» **Passage**:
<<<<

4

I'm having problems understanding how to correctly type a constructor function in TS. I'm aware that a common answer would be to use a class, but I'm currently exploring TS features. In my tsconfig.json I have noImplicitAny: true.

My constructor function looks like this in JS:

function User(username) {
     this.username = username
}
User.prototype.age = 57

My first attempt to type the functions relied on the TS docs that explain how to define call signatures:

interface IUser {
    username: string;
    age: number;
}

type UserConstructor = {
    (username: string): void;
    new (username: string): IUser;
}

const User: UserConstructor = function(username: string) {
    this.username = username
}
User.prototype.age = 57

The compiler complains since the value of this is unknown and the call signatures don't seem to match.

After doing some research, I was able to come up with a version that works but I don't really like it:

interface ICUser {
    username: string;
    age: number;
}

function ConstructedUser(this:ICUser, username: string) {
    this.username = username;
}

ConstructedUser.prototype.dateOfBirth = "Freb"

Here's what I don't like about solution nr. 2:

  • I'm not sure I completely understand the explicit passing of this since there aren't any official docs on this.
  • The typing is very verbose and does not separate between properties on the instance and prototype chain.

I wasn't able to find good resources on how to type constructor functions and hoped someone might be able to help.

4
  • Is there a particular reason you don't want to use the class syntax? Typescript can compile it to a constructor function if you set the target language level appropriately. Commented May 7, 2021 at 17:41
  • I'm actually not trying to solve any "real world" problem. I'm just exploring how this would work in TS to learn. Commented May 7, 2021 at 17:41
  • 1
    This answer is kind of late, but the this usage is officially documented since Typescript 2 Commented Aug 4, 2023 at 11:45
  • Also check this part and this other part Commented Aug 4, 2023 at 12:03

1 Answer 1

4

It looks like the answer is that you can't do this without type assertions (e.g. as any), because you aren't supposed to write constructor functions in Typescript. This GitHub issue suggests allowing it, and the suggestion was marked as "declined" and closed:

If anything we'd rather remove the ability to new void functions. The inconsistency is unfortunate but we didn't want to add a large type safety hole for the sake of consistency with a facet we don't even like in the first place.

The proper way to write your code in Typescript is using the class syntax to declare a class. If it's needed for compatibility with older browsers, you can force tsc to convert your class declaration into a constructor function during compilation, by setting the target language level to ES3 or ES5.

>>>>

Please decide whether each statement agrees with the TypeScript thread, answering yes or no and quoting the words that settle it. 1. The asker has noImplicitAny turned on. 2. The GitHub suggestion to allow constructor functions was accepted. 3. Setting the target language level to ES3 or ES5 makes tsc turn a class declaration into a constructor function. The items after this point have no connection to the TypeScript thread.

» **Listed entries**:
<<<<

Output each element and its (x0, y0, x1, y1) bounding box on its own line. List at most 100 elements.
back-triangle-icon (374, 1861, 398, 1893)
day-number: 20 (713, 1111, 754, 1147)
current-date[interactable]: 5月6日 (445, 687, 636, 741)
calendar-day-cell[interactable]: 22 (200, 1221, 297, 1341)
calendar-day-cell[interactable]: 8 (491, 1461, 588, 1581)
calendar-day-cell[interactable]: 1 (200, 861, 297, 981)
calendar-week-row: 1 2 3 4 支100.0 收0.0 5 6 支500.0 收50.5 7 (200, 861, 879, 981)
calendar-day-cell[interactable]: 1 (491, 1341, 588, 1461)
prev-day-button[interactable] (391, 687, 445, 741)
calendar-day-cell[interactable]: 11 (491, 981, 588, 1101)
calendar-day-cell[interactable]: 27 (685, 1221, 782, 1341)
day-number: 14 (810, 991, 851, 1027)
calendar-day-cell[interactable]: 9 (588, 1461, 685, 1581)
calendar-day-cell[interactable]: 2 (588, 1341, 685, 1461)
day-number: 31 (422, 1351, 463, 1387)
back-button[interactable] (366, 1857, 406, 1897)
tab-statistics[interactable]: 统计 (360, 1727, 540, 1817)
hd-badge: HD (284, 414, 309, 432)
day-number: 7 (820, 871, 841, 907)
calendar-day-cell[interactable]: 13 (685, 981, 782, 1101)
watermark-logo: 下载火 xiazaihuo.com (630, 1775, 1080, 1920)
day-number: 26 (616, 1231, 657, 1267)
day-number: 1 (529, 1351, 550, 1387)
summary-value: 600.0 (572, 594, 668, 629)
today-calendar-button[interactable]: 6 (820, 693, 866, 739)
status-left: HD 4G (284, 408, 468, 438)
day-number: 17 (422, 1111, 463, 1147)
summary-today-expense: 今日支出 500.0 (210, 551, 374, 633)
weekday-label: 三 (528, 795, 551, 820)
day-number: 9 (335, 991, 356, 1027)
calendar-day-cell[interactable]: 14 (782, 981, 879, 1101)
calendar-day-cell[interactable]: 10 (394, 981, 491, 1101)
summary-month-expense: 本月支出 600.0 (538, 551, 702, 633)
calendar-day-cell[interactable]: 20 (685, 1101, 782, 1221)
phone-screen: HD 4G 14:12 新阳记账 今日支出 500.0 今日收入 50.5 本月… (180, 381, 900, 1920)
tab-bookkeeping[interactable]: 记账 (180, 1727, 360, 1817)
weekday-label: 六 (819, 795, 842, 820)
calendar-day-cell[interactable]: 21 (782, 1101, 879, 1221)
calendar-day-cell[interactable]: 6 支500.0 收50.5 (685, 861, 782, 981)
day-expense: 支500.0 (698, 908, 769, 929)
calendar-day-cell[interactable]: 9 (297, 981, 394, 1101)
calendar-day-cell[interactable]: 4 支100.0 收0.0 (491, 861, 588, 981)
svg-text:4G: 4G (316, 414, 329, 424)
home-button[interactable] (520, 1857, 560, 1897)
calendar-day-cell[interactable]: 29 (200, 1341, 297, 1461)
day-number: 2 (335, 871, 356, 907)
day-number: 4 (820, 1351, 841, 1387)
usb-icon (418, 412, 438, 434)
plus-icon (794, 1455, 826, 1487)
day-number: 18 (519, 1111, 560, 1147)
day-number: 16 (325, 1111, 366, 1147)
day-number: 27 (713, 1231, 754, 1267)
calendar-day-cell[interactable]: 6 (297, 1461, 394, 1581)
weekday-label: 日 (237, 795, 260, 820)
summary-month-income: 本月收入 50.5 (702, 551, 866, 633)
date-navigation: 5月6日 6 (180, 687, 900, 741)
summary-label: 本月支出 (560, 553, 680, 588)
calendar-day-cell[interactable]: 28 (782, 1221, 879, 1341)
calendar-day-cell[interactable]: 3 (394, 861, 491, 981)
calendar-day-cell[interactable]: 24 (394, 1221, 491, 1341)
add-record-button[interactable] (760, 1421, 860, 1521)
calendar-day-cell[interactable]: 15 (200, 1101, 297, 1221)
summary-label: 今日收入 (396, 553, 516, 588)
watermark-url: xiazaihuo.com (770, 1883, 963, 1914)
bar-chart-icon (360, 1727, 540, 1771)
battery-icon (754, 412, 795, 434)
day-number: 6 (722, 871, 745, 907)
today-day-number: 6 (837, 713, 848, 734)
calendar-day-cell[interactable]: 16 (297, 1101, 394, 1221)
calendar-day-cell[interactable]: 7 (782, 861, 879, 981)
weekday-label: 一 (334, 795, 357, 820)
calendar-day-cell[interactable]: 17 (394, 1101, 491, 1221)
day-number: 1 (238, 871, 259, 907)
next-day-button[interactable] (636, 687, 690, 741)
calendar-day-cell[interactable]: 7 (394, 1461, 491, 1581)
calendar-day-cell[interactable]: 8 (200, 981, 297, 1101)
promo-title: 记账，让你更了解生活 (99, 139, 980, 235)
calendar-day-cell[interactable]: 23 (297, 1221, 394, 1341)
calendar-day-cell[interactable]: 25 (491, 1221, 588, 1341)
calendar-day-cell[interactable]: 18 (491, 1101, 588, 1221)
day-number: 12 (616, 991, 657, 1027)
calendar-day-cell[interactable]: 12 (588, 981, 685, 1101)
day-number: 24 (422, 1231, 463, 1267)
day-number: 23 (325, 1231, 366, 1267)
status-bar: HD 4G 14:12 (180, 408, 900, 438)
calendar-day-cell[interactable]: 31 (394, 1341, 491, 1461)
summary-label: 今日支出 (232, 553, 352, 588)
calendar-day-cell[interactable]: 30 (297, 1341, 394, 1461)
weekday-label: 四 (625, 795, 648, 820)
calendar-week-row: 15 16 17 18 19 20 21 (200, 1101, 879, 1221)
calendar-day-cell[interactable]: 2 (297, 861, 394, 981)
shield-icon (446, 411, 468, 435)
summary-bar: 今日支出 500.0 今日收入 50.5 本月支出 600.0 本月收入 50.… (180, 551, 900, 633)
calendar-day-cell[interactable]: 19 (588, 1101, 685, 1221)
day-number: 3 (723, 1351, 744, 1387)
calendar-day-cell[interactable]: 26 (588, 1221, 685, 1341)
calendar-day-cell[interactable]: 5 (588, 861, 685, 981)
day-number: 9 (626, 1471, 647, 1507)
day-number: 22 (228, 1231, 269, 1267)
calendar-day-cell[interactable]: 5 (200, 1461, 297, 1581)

>>>>

» **Solution for this problem**:
1. Yes: "In my tsconfig.json I have noImplicitAny: true."
2. No: "the suggestion was marked as "declined" and closed"
3. Yes: "you can force tsc to convert your class declaration into a constructor function during compilation, by setting the target language level to ES3 or ES5."